[PROBLEM]
Each line of the material below that holds the word "level" needs to be copied.
▬▬▬▬▬▬▬▬▬▬
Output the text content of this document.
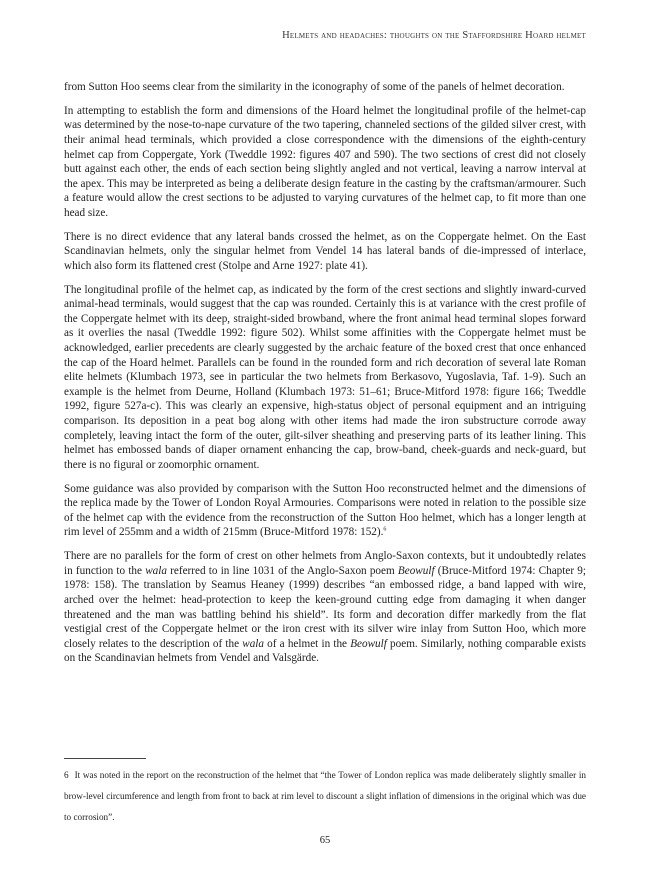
Helmets and headaches: thoughts on the Staffordshire Hoard helmet

from Sutton Hoo seems clear from the similarity in the iconography of some of the panels of helmet decoration.

In attempting to establish the form and dimensions of the Hoard helmet the longitudinal profile of the helmet-cap was determined by the nose-to-nape curvature of the two tapering, channeled sections of the gilded silver crest, with their animal head terminals, which provided a close correspondence with the dimensions of the eighth-century helmet cap from Coppergate, York (Tweddle 1992: figures 407 and 590). The two sections of crest did not closely butt against each other, the ends of each section being slightly angled and not vertical, leaving a narrow interval at the apex. This may be interpreted as being a deliberate design feature in the casting by the craftsman/armourer. Such a feature would allow the crest sections to be adjusted to varying curvatures of the helmet cap, to fit more than one head size.

There is no direct evidence that any lateral bands crossed the helmet, as on the Coppergate helmet. On the East Scandinavian helmets, only the singular helmet from Vendel 14 has lateral bands of die-impressed of interlace, which also form its flattened crest (Stolpe and Arne 1927: plate 41).

The longitudinal profile of the helmet cap, as indicated by the form of the crest sections and slightly inward-curved animal-head terminals, would suggest that the cap was rounded. Certainly this is at variance with the crest profile of the Coppergate helmet with its deep, straight-sided browband, where the front animal head terminal slopes forward as it overlies the nasal (Tweddle 1992: figure 502). Whilst some affinities with the Coppergate helmet must be acknowledged, earlier precedents are clearly suggested by the archaic feature of the boxed crest that once enhanced the cap of the Hoard helmet. Parallels can be found in the rounded form and rich decoration of several late Roman elite helmets (Klumbach 1973, see in particular the two helmets from Berkasovo, Yugoslavia, Taf. 1-9). Such an example is the helmet from Deurne, Holland (Klumbach 1973: 51–61; Bruce-Mitford 1978: figure 166; Tweddle 1992, figure 527a-c). This was clearly an expensive, high-status object of personal equipment and an intriguing comparison. Its deposition in a peat bog along with other items had made the iron substructure corrode away completely, leaving intact the form of the outer, gilt-silver sheathing and preserving parts of its leather lining. This helmet has embossed bands of diaper ornament enhancing the cap, brow-band, cheek-guards and neck-guard, but there is no figural or zoomorphic ornament.

Some guidance was also provided by comparison with the Sutton Hoo reconstructed helmet and the dimensions of the replica made by the Tower of London Royal Armouries. Comparisons were noted in relation to the possible size of the helmet cap with the evidence from the reconstruction of the Sutton Hoo helmet, which has a longer length at rim level of 255mm and a width of 215mm (Bruce-Mitford 1978: 152).$^6$

There are no parallels for the form of crest on other helmets from Anglo-Saxon contexts, but it undoubtedly relates in function to the wala referred to in line 1031 of the Anglo-Saxon poem Beowulf (Bruce-Mitford 1974: Chapter 9; 1978: 158). The translation by Seamus Heaney (1999) describes “an embossed ridge, a band lapped with wire, arched over the helmet: head-protection to keep the keen-ground cutting edge from damaging it when danger threatened and the man was battling behind his shield”. Its form and decoration differ markedly from the flat vestigial crest of the Coppergate helmet or the iron crest with its silver wire inlay from Sutton Hoo, which more closely relates to the description of the wala of a helmet in the Beowulf poem. Similarly, nothing comparable exists on the Scandinavian helmets from Vendel and Valsgärde.

6 It was noted in the report on the reconstruction of the helmet that “the Tower of London replica was made deliberately slightly smaller in brow-level circumference and length from front to back at rim level to discount a slight inflation of dimensions in the original which was due to corrosion”.

65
▬▬▬▬▬▬▬▬▬▬
[OUTPUT BELOW]
Some guidance was also provided by comparison with the Sutton Hoo reconstructed helmet and the dimensions of the replica made by the Tower of London Royal Armouries. Comparisons were noted in relation to the possible size of the helmet cap with the evidence from the reconstruction of the Sutton Hoo helmet, which has a longer length at rim level of 255mm and a width of 215mm (Bruce-Mitford 1978: 152).$^6$
6 It was noted in the report on the reconstruction of the helmet that “the Tower of London replica was made deliberately slightly smaller in brow-level circumference and length from front to back at rim level to discount a slight inflation of dimensions in the original which was due to corrosion”.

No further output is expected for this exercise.